• **EXERCISE GOAL**
Which lines contain the string "series"? Please list every one of them.

• **ITEMS**
★ ★ ★ ★ ★ ★ ★
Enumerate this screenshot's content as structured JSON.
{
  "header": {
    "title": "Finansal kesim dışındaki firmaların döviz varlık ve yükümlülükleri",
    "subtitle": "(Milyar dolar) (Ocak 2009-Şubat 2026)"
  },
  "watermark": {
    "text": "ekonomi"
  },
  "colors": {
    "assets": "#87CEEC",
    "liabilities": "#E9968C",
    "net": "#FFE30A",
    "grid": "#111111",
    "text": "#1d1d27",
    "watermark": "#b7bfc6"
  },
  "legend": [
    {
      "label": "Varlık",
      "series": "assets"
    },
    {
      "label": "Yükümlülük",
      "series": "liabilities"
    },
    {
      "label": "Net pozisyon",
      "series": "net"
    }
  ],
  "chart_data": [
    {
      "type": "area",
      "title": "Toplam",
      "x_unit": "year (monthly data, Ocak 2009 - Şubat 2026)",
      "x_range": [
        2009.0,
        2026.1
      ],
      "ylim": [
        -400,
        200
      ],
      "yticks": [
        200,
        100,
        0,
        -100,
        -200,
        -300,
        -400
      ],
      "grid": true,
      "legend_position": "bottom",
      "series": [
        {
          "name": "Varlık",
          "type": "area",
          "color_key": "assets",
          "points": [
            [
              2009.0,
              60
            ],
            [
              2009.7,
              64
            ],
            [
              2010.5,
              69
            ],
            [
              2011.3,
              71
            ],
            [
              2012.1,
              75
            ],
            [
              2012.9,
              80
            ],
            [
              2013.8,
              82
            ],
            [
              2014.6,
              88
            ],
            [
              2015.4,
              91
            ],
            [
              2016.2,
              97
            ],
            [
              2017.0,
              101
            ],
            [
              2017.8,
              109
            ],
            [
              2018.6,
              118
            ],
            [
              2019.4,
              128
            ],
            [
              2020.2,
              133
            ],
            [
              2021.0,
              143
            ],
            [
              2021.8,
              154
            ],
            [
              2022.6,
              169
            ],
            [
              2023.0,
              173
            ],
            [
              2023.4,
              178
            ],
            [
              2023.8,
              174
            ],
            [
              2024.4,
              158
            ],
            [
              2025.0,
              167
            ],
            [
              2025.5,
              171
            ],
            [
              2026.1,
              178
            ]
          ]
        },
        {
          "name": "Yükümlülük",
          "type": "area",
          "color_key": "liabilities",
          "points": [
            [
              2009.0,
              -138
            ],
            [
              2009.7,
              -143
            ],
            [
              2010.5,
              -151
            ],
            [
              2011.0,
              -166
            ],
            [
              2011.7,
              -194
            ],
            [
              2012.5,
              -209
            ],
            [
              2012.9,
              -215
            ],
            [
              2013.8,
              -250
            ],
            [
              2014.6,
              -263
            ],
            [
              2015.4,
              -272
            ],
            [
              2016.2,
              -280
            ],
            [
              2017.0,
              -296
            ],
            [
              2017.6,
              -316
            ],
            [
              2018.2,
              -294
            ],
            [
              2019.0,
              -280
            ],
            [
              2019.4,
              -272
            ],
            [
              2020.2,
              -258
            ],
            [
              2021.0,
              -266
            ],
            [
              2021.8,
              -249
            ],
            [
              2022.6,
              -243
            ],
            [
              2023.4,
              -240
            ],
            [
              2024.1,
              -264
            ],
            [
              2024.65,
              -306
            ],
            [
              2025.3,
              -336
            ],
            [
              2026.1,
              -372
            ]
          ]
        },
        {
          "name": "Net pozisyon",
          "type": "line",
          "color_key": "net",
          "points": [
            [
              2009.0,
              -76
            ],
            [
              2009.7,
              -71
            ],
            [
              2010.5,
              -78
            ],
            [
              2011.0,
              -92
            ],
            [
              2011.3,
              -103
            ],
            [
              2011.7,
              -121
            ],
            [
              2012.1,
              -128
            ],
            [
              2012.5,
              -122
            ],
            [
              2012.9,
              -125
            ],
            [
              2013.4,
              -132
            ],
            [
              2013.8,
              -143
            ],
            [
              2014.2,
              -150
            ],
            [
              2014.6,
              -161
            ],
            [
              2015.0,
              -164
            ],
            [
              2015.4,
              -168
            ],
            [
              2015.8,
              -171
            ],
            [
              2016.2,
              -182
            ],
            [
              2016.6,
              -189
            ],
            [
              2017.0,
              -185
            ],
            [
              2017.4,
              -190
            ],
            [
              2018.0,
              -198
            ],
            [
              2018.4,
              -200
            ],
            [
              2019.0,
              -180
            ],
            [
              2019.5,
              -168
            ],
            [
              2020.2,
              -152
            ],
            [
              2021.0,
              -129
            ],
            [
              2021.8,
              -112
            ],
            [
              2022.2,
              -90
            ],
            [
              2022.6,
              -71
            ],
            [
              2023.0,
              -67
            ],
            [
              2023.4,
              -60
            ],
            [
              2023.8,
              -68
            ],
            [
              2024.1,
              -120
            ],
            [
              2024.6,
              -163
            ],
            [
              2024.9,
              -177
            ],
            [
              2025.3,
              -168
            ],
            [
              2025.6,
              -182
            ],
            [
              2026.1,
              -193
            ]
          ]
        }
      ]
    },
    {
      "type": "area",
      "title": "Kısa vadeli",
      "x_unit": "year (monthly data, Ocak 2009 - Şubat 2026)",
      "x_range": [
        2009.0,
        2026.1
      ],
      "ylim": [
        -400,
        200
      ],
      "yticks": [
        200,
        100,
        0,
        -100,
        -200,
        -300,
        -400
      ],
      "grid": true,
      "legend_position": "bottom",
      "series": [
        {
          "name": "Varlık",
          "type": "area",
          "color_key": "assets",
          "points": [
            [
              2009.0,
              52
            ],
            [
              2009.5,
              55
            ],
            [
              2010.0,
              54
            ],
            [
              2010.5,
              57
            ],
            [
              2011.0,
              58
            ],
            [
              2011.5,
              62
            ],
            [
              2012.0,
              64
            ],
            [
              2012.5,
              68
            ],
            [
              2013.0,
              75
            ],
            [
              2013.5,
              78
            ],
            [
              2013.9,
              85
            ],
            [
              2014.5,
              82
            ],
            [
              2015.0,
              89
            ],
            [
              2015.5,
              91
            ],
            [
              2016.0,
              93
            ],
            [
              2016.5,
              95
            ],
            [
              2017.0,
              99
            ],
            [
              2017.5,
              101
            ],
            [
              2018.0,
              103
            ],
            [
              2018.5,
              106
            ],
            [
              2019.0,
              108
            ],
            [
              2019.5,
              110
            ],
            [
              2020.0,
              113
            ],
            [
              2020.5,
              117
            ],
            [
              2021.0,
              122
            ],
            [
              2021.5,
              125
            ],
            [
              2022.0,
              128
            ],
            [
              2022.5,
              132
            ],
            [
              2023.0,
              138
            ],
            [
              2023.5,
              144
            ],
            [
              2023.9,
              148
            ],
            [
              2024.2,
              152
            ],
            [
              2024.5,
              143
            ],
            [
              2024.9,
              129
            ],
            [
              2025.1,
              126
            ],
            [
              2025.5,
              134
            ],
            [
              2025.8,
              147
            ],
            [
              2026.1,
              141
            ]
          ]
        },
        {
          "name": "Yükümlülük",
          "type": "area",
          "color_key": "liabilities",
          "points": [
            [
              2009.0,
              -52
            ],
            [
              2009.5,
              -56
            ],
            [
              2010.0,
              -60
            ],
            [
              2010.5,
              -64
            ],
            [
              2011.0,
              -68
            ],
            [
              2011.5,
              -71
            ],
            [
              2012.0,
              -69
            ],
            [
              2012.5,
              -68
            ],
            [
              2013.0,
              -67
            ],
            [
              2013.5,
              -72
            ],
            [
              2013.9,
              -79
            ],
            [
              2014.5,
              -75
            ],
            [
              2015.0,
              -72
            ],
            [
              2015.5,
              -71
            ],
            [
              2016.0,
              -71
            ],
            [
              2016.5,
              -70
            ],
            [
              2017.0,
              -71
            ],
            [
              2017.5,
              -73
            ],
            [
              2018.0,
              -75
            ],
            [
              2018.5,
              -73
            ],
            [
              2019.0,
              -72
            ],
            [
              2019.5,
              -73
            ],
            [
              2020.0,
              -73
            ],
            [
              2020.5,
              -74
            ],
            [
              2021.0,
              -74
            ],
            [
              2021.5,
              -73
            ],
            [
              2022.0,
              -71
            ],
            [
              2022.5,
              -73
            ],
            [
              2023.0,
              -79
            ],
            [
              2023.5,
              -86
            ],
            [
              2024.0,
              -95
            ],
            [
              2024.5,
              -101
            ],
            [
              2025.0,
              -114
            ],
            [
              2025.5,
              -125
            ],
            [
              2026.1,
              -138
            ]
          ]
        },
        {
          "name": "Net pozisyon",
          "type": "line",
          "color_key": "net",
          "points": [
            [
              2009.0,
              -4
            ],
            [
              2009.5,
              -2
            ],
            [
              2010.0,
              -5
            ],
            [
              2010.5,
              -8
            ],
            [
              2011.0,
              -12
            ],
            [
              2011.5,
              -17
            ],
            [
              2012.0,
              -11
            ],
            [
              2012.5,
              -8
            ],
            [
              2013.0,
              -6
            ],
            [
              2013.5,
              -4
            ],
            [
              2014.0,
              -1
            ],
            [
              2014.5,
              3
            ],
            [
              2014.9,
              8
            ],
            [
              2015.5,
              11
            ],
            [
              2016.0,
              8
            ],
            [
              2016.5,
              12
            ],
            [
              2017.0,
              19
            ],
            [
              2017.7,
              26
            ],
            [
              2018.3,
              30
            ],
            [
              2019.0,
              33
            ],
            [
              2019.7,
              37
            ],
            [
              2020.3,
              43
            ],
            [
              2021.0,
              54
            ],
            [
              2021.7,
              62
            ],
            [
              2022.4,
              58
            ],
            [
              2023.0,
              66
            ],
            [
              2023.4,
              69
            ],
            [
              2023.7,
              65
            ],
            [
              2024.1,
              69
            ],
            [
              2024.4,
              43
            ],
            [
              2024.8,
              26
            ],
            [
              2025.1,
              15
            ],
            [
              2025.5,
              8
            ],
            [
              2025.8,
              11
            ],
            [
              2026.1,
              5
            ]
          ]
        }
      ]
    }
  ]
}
★ ★ ★ ★ ★ ★ ★
• **SOLUTION TO THE EXERCISE**
      "series": "assets"
      "series": "liabilities"
      "series": "net"
      "series": [
      "series": [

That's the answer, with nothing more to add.